◆ **JOB**: Determine how many lines contain the string "September" and reply with that number alone.
+===+
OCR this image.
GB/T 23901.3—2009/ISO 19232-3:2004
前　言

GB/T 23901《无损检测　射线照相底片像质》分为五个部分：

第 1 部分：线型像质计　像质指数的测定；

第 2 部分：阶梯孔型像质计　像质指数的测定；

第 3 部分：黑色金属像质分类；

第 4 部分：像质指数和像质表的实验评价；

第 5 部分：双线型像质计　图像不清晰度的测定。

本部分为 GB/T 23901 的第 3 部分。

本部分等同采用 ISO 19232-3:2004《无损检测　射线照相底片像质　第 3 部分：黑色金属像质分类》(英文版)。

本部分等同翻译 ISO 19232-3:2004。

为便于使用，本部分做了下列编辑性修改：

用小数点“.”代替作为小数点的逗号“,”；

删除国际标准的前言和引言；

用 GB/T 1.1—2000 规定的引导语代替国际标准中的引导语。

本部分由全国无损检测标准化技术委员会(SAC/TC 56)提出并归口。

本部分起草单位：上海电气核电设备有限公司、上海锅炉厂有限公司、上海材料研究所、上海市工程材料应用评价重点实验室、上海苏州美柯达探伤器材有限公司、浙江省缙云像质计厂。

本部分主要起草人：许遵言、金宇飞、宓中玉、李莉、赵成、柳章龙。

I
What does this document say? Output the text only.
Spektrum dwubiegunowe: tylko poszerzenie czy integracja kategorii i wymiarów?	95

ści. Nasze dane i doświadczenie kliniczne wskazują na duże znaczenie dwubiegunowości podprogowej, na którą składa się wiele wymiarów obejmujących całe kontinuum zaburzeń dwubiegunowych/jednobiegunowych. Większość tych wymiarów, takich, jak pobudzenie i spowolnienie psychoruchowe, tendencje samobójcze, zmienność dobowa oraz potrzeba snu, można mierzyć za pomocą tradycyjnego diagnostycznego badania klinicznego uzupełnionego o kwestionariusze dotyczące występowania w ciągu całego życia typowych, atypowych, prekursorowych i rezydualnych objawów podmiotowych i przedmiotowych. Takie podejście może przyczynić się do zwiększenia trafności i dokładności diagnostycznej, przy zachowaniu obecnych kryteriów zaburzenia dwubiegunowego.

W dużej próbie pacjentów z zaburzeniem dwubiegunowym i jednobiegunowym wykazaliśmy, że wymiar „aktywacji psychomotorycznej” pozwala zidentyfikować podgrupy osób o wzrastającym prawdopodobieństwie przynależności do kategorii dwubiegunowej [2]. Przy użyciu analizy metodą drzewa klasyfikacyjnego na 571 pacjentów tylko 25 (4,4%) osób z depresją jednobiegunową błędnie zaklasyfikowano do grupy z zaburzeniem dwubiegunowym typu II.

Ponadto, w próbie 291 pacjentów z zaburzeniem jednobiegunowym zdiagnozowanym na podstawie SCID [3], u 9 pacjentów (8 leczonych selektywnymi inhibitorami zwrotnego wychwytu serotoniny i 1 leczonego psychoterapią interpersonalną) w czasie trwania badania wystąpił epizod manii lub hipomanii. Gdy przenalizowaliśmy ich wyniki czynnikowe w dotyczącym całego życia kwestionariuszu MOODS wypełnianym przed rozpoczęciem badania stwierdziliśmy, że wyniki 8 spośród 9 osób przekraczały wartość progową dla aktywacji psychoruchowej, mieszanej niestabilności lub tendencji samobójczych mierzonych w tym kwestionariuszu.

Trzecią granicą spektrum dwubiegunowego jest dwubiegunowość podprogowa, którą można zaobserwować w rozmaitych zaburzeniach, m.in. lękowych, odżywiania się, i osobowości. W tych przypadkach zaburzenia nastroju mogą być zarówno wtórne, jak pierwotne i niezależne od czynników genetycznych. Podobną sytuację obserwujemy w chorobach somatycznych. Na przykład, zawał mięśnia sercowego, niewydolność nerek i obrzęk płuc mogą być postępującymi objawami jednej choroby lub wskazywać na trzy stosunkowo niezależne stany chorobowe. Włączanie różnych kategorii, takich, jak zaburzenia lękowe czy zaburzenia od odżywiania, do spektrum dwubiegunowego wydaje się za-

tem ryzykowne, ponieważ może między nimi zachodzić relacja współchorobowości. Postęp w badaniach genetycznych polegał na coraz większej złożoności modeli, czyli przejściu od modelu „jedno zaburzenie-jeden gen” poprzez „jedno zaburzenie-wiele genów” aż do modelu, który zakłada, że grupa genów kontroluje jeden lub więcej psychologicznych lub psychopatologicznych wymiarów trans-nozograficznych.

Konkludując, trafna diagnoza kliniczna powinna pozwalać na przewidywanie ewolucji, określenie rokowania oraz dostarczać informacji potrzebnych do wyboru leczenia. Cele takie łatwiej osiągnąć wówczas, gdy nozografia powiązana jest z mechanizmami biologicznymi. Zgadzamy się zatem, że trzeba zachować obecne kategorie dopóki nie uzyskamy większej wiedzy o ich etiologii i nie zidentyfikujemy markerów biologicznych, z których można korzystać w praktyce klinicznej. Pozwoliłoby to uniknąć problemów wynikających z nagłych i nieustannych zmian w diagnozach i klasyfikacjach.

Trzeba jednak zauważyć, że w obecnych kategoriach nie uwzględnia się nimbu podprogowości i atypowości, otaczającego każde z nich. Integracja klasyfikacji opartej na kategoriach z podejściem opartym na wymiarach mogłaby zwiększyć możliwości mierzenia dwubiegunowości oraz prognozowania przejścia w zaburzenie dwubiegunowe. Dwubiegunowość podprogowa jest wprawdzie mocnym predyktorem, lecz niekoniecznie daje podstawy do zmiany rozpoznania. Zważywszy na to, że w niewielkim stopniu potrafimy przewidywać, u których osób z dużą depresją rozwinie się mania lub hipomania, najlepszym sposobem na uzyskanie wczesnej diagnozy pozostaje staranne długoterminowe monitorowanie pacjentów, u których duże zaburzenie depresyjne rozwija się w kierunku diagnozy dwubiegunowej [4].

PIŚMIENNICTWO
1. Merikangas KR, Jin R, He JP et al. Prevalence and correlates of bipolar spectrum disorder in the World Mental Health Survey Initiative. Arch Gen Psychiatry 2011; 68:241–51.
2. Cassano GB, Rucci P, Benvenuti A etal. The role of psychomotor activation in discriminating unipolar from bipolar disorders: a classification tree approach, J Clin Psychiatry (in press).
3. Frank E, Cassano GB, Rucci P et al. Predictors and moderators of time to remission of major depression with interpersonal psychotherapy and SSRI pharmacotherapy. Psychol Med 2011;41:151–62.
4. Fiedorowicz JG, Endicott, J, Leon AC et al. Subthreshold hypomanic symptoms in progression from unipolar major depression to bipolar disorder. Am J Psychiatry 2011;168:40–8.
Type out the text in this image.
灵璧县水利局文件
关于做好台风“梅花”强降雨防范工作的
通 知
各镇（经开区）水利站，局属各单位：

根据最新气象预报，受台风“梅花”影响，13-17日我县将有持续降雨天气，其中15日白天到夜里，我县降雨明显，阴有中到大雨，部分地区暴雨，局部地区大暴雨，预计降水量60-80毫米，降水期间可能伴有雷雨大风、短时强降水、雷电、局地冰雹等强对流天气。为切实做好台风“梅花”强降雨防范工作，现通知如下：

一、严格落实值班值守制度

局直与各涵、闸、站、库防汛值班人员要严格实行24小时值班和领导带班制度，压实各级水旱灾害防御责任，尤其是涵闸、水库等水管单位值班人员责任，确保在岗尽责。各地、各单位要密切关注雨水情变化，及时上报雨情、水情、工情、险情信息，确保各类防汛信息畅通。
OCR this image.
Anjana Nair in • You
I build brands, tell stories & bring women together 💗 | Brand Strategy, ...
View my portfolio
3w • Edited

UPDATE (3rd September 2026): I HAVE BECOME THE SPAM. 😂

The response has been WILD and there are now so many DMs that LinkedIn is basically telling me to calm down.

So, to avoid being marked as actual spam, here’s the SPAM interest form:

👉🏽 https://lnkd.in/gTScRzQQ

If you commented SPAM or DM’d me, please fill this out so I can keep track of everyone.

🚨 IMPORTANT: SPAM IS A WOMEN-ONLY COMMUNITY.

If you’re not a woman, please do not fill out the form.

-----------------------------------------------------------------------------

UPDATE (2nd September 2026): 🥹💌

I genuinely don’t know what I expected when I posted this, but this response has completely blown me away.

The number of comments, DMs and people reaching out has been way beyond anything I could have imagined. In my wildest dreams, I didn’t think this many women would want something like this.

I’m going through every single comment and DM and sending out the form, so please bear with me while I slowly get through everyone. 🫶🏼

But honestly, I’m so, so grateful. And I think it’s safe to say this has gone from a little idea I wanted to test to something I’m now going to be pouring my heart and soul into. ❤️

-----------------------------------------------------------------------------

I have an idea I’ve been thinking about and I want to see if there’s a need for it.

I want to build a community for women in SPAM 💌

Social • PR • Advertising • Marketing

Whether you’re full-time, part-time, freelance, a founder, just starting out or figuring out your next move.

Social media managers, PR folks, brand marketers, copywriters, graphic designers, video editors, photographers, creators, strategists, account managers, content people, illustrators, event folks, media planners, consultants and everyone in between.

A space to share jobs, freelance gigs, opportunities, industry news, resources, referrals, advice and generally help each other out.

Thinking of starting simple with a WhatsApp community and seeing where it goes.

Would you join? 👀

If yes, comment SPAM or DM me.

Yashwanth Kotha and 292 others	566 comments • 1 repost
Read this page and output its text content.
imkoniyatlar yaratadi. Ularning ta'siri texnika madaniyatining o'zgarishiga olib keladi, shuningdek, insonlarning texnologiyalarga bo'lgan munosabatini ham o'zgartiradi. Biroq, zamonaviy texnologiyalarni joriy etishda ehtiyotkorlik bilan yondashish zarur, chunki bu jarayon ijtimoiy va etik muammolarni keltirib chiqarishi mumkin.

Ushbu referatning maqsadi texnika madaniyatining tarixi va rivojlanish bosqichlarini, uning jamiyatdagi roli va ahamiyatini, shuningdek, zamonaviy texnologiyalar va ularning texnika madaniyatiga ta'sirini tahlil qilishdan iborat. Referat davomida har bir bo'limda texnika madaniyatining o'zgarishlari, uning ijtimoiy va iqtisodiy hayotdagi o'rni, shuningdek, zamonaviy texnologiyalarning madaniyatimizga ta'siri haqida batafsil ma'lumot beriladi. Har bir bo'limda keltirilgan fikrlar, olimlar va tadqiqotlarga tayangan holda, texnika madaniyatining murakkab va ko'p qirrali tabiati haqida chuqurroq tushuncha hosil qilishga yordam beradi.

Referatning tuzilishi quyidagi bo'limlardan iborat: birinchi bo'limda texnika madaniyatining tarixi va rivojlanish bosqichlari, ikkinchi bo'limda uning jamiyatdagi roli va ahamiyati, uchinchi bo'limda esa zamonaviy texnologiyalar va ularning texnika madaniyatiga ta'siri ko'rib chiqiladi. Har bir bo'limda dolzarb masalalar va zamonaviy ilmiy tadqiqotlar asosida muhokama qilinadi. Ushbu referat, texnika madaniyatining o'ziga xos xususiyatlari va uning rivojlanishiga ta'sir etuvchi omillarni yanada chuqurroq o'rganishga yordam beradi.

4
+===+
◆ **THE RESULT**: 2